Given exercise: Look through the data for the string "body". Copy every line where it is found.

Record set:

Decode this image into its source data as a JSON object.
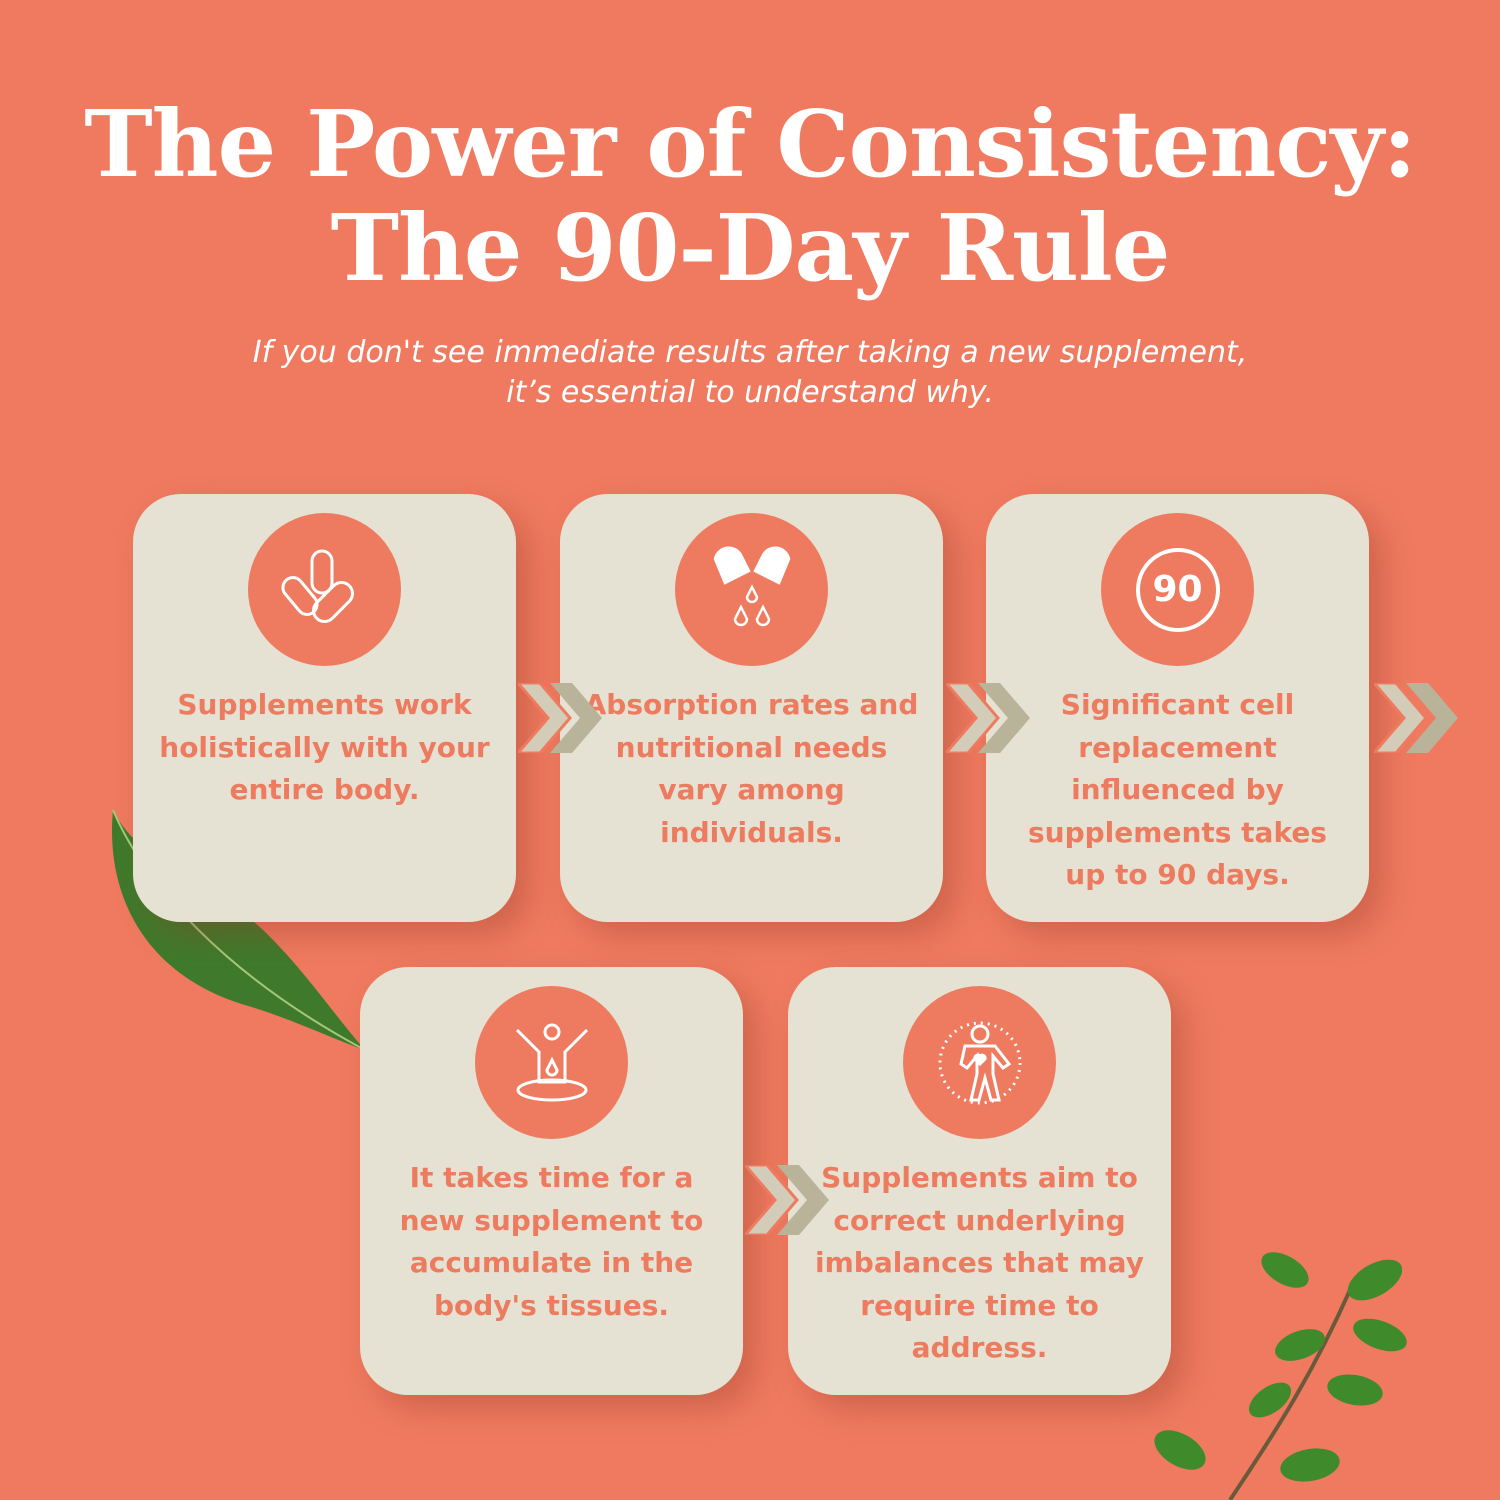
{
  "title": {
    "line1": "The Power of Consistency:",
    "line2": "The 90-Day Rule"
  },
  "subtitle": {
    "line1": "If you don't see immediate results after taking a new supplement,",
    "line2": "it’s essential to understand why."
  },
  "colors": {
    "background": "#ef7a5f",
    "card": "#e5e2d3",
    "accent": "#ee7b5f",
    "chevron_light": "#d2ccb8",
    "chevron_dark": "#b9b39a"
  },
  "cards": [
    {
      "icon": "capsules-icon",
      "text": "Supplements work holistically with your entire body."
    },
    {
      "icon": "capsule-drops-icon",
      "text": "Absorption rates and nutritional needs vary among individuals."
    },
    {
      "icon": "ninety-badge-icon",
      "icon_text": "90",
      "text": "Significant cell replacement influenced by supplements takes up to 90 days."
    },
    {
      "icon": "body-absorption-icon",
      "text": "It takes time for a new supplement to accumulate in the body's tissues."
    },
    {
      "icon": "body-heart-icon",
      "text": "Supplements aim to correct underlying imbalances that may require time to address."
    }
  ]
}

Response to the exercise:
      "text": "Supplements work holistically with your entire body."
      "icon": "body-absorption-icon",
      "text": "It takes time for a new supplement to accumulate in the body's tissues."
      "icon": "body-heart-icon",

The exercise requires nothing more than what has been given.